Task
Print all of the data exactly.

[Dataset items]
>>>
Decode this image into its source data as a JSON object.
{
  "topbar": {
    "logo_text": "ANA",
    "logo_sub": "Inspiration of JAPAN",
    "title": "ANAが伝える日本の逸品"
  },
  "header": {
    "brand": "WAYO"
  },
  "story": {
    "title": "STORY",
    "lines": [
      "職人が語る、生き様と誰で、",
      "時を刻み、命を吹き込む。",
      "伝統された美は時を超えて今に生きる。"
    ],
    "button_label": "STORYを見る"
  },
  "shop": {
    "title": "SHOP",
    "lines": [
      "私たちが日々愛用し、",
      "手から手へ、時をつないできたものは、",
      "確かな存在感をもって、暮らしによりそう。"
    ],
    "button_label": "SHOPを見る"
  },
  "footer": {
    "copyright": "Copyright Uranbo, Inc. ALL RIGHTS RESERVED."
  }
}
<<<
Final result
Decode this image into its source data as a JSON object.
{
  "topbar": {
    "logo_text": "ANA",
    "logo_sub": "Inspiration of JAPAN",
    "title": "ANAが伝える日本の逸品"
  },
  "header": {
    "brand": "WAYO"
  },
  "story": {
    "title": "STORY",
    "lines": [
      "職人が語る、生き様と誰で、",
      "時を刻み、命を吹き込む。",
      "伝統された美は時を超えて今に生きる。"
    ],
    "button_label": "STORYを見る"
  },
  "shop": {
    "title": "SHOP",
    "lines": [
      "私たちが日々愛用し、",
      "手から手へ、時をつないできたものは、",
      "確かな存在感をもって、暮らしによりそう。"
    ],
    "button_label": "SHOPを見る"
  },
  "footer": {
    "copyright": "Copyright Uranbo, Inc. ALL RIGHTS RESERVED."
  }
}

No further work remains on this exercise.